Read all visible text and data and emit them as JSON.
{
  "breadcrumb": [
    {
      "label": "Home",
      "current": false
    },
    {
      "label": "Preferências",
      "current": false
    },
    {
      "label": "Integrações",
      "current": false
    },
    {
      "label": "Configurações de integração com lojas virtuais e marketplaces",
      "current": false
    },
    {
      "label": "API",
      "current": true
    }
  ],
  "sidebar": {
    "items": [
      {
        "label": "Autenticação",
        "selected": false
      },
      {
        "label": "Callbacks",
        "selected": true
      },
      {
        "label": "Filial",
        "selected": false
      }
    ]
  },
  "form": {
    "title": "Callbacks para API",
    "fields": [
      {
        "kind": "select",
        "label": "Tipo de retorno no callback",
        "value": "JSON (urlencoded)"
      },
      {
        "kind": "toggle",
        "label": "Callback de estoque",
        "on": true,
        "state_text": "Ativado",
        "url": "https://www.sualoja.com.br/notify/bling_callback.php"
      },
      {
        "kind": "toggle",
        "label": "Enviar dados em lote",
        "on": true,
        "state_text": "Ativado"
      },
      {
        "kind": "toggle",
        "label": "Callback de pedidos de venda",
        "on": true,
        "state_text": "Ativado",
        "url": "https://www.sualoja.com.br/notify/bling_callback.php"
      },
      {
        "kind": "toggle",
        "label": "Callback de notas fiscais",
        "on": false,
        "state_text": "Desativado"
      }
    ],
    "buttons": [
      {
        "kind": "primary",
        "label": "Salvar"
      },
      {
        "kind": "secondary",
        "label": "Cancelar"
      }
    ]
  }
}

........

Gather from the entries above all lines that include the string "JSON".

OUTPUT BELOW -
Read all visible text and data and emit them as JSON.
        "value": "JSON (urlencoded)"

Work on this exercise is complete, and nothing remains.